*Work to do*
Only the number is wanted: how many lines contain the string "Definiteness"?

*Record extracts*
++++++++
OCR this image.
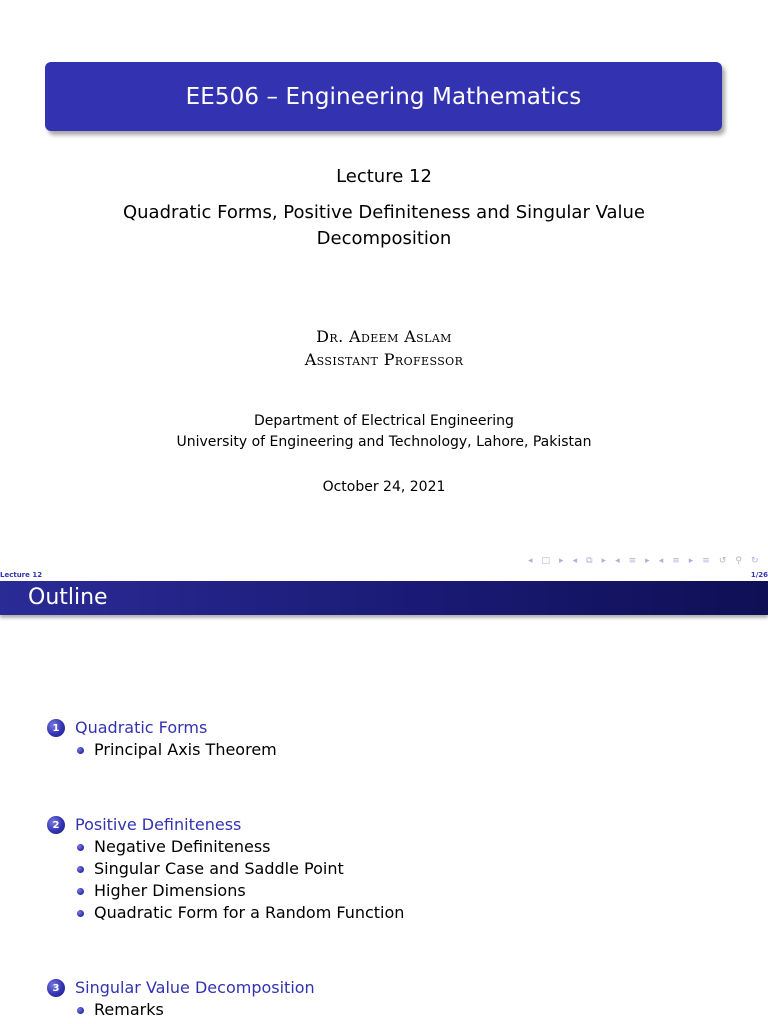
EE506 – Engineering Mathematics
Lecture 12
Quadratic Forms, Positive Definiteness and Singular Value Decomposition
Dr. Adeem Aslam
Assistant Professor
Department of Electrical Engineering
University of Engineering and Technology, Lahore, Pakistan
October 24, 2021
◂ □ ▸ ◂ ⧉ ▸ ◂ ≡ ▸ ◂ ≡ ▸ ≡ ↺ ⚲ ↻
Lecture 12	1/26
Outline
1 Quadratic Forms
Principal Axis Theorem
2 Positive Definiteness
Negative Definiteness
Singular Case and Saddle Point
Higher Dimensions
Quadratic Form for a Random Function
3 Singular Value Decomposition
Remarks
++++++++
*Solution to this task*
3